# Input for this task start

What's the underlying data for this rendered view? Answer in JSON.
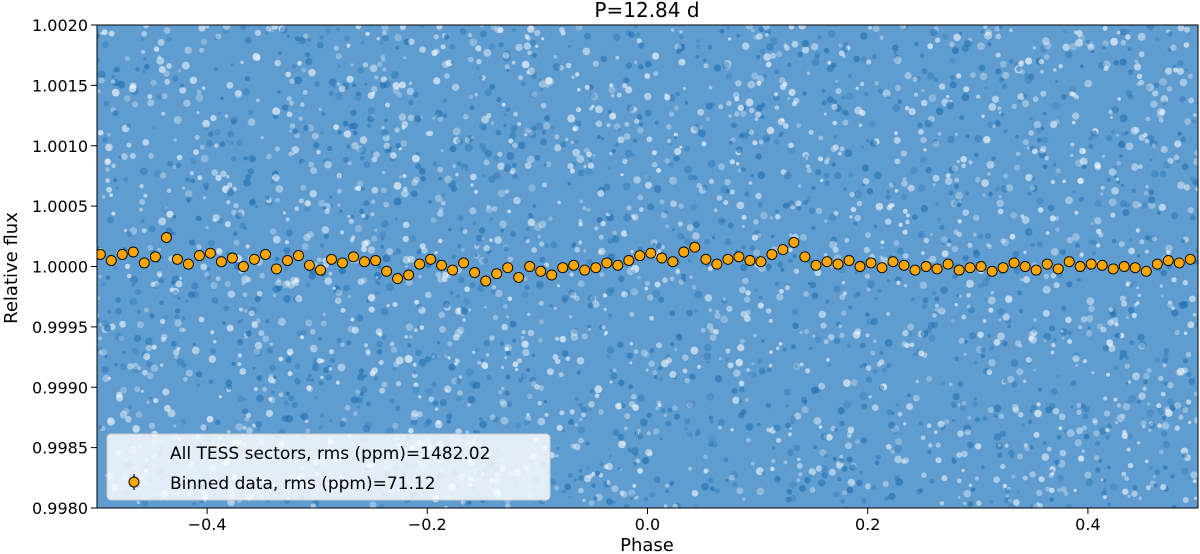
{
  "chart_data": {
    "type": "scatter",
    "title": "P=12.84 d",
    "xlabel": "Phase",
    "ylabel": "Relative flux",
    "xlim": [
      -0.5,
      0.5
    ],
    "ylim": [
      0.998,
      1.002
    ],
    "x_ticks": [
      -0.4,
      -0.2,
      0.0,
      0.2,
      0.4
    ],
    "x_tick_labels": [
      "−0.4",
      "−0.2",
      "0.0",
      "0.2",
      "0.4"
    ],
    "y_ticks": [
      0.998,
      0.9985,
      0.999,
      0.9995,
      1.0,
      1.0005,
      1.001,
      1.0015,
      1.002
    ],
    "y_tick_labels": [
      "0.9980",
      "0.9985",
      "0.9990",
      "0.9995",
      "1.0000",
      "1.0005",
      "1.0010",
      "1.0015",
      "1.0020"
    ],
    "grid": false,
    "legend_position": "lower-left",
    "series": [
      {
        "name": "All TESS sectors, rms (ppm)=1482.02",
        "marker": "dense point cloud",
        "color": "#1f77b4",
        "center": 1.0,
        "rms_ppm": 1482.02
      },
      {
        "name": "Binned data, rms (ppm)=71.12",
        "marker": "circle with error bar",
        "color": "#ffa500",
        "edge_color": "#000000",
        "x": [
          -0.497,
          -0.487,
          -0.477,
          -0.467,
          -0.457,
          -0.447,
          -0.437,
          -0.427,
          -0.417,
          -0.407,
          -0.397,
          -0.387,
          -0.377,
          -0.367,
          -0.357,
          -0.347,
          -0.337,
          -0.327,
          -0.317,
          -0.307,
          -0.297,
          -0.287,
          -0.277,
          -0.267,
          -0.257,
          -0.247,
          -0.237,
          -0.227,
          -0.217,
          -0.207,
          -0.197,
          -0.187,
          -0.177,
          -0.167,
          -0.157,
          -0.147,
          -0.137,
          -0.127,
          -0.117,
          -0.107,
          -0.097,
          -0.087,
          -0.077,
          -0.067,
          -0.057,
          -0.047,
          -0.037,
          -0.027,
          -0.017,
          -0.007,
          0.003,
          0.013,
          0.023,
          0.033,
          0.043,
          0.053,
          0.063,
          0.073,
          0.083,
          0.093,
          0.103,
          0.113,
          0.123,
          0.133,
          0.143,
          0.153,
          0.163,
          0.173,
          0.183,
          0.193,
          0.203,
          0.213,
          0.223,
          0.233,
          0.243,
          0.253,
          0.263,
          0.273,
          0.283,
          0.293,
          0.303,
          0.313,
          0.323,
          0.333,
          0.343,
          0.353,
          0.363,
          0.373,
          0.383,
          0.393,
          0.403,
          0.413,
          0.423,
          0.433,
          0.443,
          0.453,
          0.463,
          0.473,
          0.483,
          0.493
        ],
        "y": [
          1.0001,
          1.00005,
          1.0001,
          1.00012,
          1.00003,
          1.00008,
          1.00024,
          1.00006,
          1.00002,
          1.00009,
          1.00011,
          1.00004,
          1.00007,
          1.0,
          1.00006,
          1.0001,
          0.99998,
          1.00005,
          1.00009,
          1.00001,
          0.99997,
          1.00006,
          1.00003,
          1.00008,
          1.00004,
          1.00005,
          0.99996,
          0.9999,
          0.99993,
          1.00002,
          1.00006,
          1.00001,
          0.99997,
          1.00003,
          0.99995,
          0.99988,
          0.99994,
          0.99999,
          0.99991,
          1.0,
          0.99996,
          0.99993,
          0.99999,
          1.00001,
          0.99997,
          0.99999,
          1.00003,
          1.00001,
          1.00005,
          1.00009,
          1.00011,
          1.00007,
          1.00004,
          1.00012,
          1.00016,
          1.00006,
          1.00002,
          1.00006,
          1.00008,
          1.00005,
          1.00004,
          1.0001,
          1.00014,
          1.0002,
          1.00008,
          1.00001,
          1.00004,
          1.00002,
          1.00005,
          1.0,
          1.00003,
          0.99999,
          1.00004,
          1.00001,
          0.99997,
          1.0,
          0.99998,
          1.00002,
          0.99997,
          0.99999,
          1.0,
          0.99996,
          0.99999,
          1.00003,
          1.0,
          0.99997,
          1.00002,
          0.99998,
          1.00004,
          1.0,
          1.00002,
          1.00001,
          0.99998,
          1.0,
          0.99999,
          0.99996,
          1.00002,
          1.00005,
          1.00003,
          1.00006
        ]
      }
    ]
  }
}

# Input for this task end

Report how many lines of the listing hold the string "marker", giving only the number.

### Full response:
2